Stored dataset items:

━━━━

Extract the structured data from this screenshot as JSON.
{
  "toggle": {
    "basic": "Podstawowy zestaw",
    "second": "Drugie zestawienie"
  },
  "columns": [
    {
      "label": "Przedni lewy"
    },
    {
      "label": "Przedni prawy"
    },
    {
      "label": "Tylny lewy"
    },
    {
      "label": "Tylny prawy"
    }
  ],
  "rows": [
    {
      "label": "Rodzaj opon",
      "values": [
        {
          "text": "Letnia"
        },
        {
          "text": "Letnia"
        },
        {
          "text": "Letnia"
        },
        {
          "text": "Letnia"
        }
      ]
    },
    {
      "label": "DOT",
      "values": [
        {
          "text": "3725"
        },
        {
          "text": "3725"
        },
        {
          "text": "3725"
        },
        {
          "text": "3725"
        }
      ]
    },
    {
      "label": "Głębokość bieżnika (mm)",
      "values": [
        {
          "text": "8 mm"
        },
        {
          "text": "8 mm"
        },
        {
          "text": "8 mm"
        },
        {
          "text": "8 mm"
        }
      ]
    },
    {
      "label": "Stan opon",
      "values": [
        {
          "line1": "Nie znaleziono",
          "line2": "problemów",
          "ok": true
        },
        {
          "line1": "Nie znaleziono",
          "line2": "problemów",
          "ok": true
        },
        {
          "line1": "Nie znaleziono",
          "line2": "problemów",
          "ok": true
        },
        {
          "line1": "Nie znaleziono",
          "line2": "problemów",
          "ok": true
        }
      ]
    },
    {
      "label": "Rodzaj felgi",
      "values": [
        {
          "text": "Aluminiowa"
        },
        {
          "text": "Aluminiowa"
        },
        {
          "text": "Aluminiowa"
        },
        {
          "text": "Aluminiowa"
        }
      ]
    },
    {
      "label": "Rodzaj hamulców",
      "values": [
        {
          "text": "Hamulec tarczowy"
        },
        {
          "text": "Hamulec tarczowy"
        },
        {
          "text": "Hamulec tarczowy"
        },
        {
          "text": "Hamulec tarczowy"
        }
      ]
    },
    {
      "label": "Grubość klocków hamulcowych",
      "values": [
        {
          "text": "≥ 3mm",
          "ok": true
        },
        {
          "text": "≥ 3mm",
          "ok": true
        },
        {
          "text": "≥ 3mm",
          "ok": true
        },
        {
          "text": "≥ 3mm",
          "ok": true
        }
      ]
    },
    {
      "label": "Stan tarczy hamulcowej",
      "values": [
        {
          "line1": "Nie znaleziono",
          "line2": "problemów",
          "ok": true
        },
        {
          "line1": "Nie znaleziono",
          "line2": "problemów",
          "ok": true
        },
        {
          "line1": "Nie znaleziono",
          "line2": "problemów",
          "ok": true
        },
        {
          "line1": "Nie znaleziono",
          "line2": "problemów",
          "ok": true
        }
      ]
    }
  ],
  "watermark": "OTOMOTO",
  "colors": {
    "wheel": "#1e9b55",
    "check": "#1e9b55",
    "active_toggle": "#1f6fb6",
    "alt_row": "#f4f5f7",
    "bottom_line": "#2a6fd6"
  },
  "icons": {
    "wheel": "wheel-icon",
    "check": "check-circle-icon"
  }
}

━━━━

**PROBLEM STATEMENT**
Word for word, restate all of the data shown above.

**THE ANSWER**
Extract the structured data from this screenshot as JSON.
{
  "toggle": {
    "basic": "Podstawowy zestaw",
    "second": "Drugie zestawienie"
  },
  "columns": [
    {
      "label": "Przedni lewy"
    },
    {
      "label": "Przedni prawy"
    },
    {
      "label": "Tylny lewy"
    },
    {
      "label": "Tylny prawy"
    }
  ],
  "rows": [
    {
      "label": "Rodzaj opon",
      "values": [
        {
          "text": "Letnia"
        },
        {
          "text": "Letnia"
        },
        {
          "text": "Letnia"
        },
        {
          "text": "Letnia"
        }
      ]
    },
    {
      "label": "DOT",
      "values": [
        {
          "text": "3725"
        },
        {
          "text": "3725"
        },
        {
          "text": "3725"
        },
        {
          "text": "3725"
        }
      ]
    },
    {
      "label": "Głębokość bieżnika (mm)",
      "values": [
        {
          "text": "8 mm"
        },
        {
          "text": "8 mm"
        },
        {
          "text": "8 mm"
        },
        {
          "text": "8 mm"
        }
      ]
    },
    {
      "label": "Stan opon",
      "values": [
        {
          "line1": "Nie znaleziono",
          "line2": "problemów",
          "ok": true
        },
        {
          "line1": "Nie znaleziono",
          "line2": "problemów",
          "ok": true
        },
        {
          "line1": "Nie znaleziono",
          "line2": "problemów",
          "ok": true
        },
        {
          "line1": "Nie znaleziono",
          "line2": "problemów",
          "ok": true
        }
      ]
    },
    {
      "label": "Rodzaj felgi",
      "values": [
        {
          "text": "Aluminiowa"
        },
        {
          "text": "Aluminiowa"
        },
        {
          "text": "Aluminiowa"
        },
        {
          "text": "Aluminiowa"
        }
      ]
    },
    {
      "label": "Rodzaj hamulców",
      "values": [
        {
          "text": "Hamulec tarczowy"
        },
        {
          "text": "Hamulec tarczowy"
        },
        {
          "text": "Hamulec tarczowy"
        },
        {
          "text": "Hamulec tarczowy"
        }
      ]
    },
    {
      "label": "Grubość klocków hamulcowych",
      "values": [
        {
          "text": "≥ 3mm",
          "ok": true
        },
        {
          "text": "≥ 3mm",
          "ok": true
        },
        {
          "text": "≥ 3mm",
          "ok": true
        },
        {
          "text": "≥ 3mm",
          "ok": true
        }
      ]
    },
    {
      "label": "Stan tarczy hamulcowej",
      "values": [
        {
          "line1": "Nie znaleziono",
          "line2": "problemów",
          "ok": true
        },
        {
          "line1": "Nie znaleziono",
          "line2": "problemów",
          "ok": true
        },
        {
          "line1": "Nie znaleziono",
          "line2": "problemów",
          "ok": true
        },
        {
          "line1": "Nie znaleziono",
          "line2": "problemów",
          "ok": true
        }
      ]
    }
  ],
  "watermark": "OTOMOTO",
  "colors": {
    "wheel": "#1e9b55",
    "check": "#1e9b55",
    "active_toggle": "#1f6fb6",
    "alt_row": "#f4f5f7",
    "bottom_line": "#2a6fd6"
  },
  "icons": {
    "wheel": "wheel-icon",
    "check": "check-circle-icon"
  }
}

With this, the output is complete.